[Begin RECORDED DATA]

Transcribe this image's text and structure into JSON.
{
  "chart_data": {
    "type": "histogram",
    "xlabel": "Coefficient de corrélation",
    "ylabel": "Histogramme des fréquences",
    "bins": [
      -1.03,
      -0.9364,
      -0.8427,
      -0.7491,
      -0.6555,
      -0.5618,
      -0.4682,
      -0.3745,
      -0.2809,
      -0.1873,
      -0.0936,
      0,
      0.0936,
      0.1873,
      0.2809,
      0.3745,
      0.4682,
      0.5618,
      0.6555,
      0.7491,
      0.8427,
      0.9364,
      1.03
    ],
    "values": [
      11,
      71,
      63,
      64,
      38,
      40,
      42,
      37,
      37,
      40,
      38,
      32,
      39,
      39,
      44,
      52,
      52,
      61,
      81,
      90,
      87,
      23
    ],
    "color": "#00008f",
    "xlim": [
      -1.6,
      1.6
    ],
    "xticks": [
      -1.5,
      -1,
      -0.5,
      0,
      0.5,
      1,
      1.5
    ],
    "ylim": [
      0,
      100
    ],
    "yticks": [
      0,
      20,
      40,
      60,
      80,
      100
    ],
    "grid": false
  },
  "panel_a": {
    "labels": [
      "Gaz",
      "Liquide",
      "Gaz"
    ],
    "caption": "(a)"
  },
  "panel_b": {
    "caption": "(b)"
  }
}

[End RECORDED DATA]

> **TO BE DONE**:
Copy all the lines, exactly.

> **THE RESULT**:
Transcribe this image's text and structure into JSON.
{
  "chart_data": {
    "type": "histogram",
    "xlabel": "Coefficient de corrélation",
    "ylabel": "Histogramme des fréquences",
    "bins": [
      -1.03,
      -0.9364,
      -0.8427,
      -0.7491,
      -0.6555,
      -0.5618,
      -0.4682,
      -0.3745,
      -0.2809,
      -0.1873,
      -0.0936,
      0,
      0.0936,
      0.1873,
      0.2809,
      0.3745,
      0.4682,
      0.5618,
      0.6555,
      0.7491,
      0.8427,
      0.9364,
      1.03
    ],
    "values": [
      11,
      71,
      63,
      64,
      38,
      40,
      42,
      37,
      37,
      40,
      38,
      32,
      39,
      39,
      44,
      52,
      52,
      61,
      81,
      90,
      87,
      23
    ],
    "color": "#00008f",
    "xlim": [
      -1.6,
      1.6
    ],
    "xticks": [
      -1.5,
      -1,
      -0.5,
      0,
      0.5,
      1,
      1.5
    ],
    "ylim": [
      0,
      100
    ],
    "yticks": [
      0,
      20,
      40,
      60,
      80,
      100
    ],
    "grid": false
  },
  "panel_a": {
    "labels": [
      "Gaz",
      "Liquide",
      "Gaz"
    ],
    "caption": "(a)"
  },
  "panel_b": {
    "caption": "(b)"
  }
}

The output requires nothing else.